● Raw data:

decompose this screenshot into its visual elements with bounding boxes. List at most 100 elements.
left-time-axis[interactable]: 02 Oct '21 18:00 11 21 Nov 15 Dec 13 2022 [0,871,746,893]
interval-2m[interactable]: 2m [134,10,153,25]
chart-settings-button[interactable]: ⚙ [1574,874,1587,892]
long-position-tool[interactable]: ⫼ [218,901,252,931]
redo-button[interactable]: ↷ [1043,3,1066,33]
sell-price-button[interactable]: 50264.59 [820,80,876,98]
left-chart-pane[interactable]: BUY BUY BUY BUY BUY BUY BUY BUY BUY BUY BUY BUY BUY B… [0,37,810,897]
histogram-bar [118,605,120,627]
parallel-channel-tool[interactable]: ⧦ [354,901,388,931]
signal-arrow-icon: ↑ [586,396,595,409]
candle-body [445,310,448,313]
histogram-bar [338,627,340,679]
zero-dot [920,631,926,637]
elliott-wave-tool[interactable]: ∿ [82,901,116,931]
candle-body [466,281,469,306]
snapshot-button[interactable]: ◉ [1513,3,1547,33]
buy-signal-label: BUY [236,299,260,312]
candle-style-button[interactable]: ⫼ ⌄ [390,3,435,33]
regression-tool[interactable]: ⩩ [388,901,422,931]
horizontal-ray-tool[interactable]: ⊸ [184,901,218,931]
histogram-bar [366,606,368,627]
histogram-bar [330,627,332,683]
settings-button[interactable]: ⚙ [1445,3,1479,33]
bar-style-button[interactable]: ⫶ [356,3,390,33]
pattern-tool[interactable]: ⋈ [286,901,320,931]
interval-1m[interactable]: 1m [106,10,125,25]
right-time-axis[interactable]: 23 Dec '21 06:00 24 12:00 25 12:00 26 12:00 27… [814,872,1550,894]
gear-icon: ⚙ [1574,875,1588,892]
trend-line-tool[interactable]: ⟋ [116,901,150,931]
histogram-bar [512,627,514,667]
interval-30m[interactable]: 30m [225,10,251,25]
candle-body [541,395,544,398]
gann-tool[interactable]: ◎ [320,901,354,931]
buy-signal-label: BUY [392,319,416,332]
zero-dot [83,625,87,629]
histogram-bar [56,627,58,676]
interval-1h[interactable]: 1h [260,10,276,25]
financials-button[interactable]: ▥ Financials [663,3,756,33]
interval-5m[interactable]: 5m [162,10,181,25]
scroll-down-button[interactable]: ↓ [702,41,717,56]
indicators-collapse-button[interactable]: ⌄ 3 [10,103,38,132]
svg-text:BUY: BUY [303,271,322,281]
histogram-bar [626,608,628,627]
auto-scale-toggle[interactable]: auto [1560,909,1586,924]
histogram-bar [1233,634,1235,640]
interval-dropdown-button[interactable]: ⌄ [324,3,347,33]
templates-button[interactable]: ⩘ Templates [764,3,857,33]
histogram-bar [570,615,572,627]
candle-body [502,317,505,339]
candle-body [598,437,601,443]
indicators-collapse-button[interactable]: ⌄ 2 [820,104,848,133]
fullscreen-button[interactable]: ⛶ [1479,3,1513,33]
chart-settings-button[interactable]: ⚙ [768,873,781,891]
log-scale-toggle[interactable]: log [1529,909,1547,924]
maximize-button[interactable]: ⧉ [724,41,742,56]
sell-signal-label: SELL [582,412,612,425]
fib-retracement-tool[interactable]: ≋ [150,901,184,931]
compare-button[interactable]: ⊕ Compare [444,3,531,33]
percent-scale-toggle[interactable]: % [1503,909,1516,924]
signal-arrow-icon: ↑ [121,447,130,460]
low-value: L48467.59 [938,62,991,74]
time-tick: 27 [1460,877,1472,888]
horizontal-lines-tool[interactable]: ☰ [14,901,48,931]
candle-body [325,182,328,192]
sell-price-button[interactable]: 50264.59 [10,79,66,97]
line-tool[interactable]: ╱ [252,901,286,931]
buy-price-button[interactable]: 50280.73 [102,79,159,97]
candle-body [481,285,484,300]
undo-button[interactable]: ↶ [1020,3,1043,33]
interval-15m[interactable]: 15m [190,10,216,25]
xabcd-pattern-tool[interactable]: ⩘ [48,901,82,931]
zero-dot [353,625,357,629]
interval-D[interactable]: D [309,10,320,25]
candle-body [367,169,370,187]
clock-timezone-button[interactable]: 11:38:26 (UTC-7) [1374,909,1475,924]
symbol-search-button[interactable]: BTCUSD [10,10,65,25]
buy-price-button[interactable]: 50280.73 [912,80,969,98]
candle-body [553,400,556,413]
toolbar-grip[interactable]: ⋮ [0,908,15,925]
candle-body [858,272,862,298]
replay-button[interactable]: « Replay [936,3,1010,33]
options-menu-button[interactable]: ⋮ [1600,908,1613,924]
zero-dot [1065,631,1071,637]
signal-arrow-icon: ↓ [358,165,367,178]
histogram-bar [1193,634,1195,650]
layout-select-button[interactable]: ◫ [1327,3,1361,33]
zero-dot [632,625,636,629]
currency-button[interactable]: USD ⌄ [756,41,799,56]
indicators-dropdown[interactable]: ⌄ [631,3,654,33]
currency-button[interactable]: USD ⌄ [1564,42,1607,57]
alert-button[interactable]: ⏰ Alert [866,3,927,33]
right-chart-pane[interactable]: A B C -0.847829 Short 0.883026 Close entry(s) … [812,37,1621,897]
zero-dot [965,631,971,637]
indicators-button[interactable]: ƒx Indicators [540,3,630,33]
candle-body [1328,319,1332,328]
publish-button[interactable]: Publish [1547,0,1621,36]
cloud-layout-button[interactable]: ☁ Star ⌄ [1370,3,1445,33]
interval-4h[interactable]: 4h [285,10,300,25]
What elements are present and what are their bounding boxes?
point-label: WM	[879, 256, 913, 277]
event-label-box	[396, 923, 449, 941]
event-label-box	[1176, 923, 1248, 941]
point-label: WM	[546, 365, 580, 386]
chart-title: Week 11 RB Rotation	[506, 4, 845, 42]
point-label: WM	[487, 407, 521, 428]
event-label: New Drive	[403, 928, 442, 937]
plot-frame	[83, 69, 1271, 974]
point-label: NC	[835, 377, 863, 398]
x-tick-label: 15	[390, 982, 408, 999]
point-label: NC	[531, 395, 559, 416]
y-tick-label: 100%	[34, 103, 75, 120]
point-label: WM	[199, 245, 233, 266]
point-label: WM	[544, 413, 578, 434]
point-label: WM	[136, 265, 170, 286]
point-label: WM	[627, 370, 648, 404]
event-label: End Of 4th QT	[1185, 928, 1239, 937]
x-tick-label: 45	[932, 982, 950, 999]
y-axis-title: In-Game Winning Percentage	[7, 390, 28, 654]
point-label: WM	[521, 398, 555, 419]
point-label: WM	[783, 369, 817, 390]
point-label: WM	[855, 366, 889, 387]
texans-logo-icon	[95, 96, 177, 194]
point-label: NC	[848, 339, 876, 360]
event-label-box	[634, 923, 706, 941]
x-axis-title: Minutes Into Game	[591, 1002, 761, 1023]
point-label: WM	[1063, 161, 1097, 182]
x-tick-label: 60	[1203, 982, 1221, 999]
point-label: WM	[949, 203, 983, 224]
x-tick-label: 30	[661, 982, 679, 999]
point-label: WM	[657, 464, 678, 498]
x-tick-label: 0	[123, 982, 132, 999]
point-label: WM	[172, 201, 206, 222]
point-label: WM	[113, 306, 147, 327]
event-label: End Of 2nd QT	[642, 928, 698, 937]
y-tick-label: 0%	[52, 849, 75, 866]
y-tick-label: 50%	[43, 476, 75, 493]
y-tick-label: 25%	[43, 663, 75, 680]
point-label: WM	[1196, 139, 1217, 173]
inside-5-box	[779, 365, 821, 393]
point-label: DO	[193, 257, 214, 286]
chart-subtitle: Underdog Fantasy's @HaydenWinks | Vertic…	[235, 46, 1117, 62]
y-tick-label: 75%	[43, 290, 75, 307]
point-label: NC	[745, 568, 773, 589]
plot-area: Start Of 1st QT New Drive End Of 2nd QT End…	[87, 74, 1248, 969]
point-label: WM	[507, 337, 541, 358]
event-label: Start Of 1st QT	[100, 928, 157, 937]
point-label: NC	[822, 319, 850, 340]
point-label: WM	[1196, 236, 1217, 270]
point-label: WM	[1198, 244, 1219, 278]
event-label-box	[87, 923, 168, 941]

● Task brief:
Update the records, starting at the beginning and ending with the line that contains "interval-dropdown-button[interactable]: ⌄ [324,3,347,33]", by replacing every occurrence of "histogram-bar" with "volume-bar" and leaving all else unchanged.

● Full answer:
decompose this screenshot into its visual elements with bounding boxes. List at most 100 elements.
left-time-axis[interactable]: 02 Oct '21 18:00 11 21 Nov 15 Dec 13 2022 [0,871,746,893]
interval-2m[interactable]: 2m [134,10,153,25]
chart-settings-button[interactable]: ⚙ [1574,874,1587,892]
long-position-tool[interactable]: ⫼ [218,901,252,931]
redo-button[interactable]: ↷ [1043,3,1066,33]
sell-price-button[interactable]: 50264.59 [820,80,876,98]
left-chart-pane[interactable]: BUY BUY BUY BUY BUY BUY BUY BUY BUY BUY BUY BUY BUY B… [0,37,810,897]
volume-bar [118,605,120,627]
parallel-channel-tool[interactable]: ⧦ [354,901,388,931]
signal-arrow-icon: ↑ [586,396,595,409]
candle-body [445,310,448,313]
volume-bar [338,627,340,679]
zero-dot [920,631,926,637]
elliott-wave-tool[interactable]: ∿ [82,901,116,931]
candle-body [466,281,469,306]
snapshot-button[interactable]: ◉ [1513,3,1547,33]
buy-signal-label: BUY [236,299,260,312]
candle-style-button[interactable]: ⫼ ⌄ [390,3,435,33]
regression-tool[interactable]: ⩩ [388,901,422,931]
horizontal-ray-tool[interactable]: ⊸ [184,901,218,931]
volume-bar [366,606,368,627]
volume-bar [330,627,332,683]
settings-button[interactable]: ⚙ [1445,3,1479,33]
bar-style-button[interactable]: ⫶ [356,3,390,33]
pattern-tool[interactable]: ⋈ [286,901,320,931]
interval-1m[interactable]: 1m [106,10,125,25]
right-time-axis[interactable]: 23 Dec '21 06:00 24 12:00 25 12:00 26 12:00 27… [814,872,1550,894]
gear-icon: ⚙ [1574,875,1588,892]
trend-line-tool[interactable]: ⟋ [116,901,150,931]
volume-bar [512,627,514,667]
interval-30m[interactable]: 30m [225,10,251,25]
candle-body [541,395,544,398]
gann-tool[interactable]: ◎ [320,901,354,931]
buy-signal-label: BUY [392,319,416,332]
zero-dot [83,625,87,629]
volume-bar [56,627,58,676]
interval-1h[interactable]: 1h [260,10,276,25]
financials-button[interactable]: ▥ Financials [663,3,756,33]
interval-5m[interactable]: 5m [162,10,181,25]
scroll-down-button[interactable]: ↓ [702,41,717,56]
indicators-collapse-button[interactable]: ⌄ 3 [10,103,38,132]
svg-text:BUY: BUY [303,271,322,281]
volume-bar [626,608,628,627]
auto-scale-toggle[interactable]: auto [1560,909,1586,924]
volume-bar [1233,634,1235,640]
interval-dropdown-button[interactable]: ⌄ [324,3,347,33]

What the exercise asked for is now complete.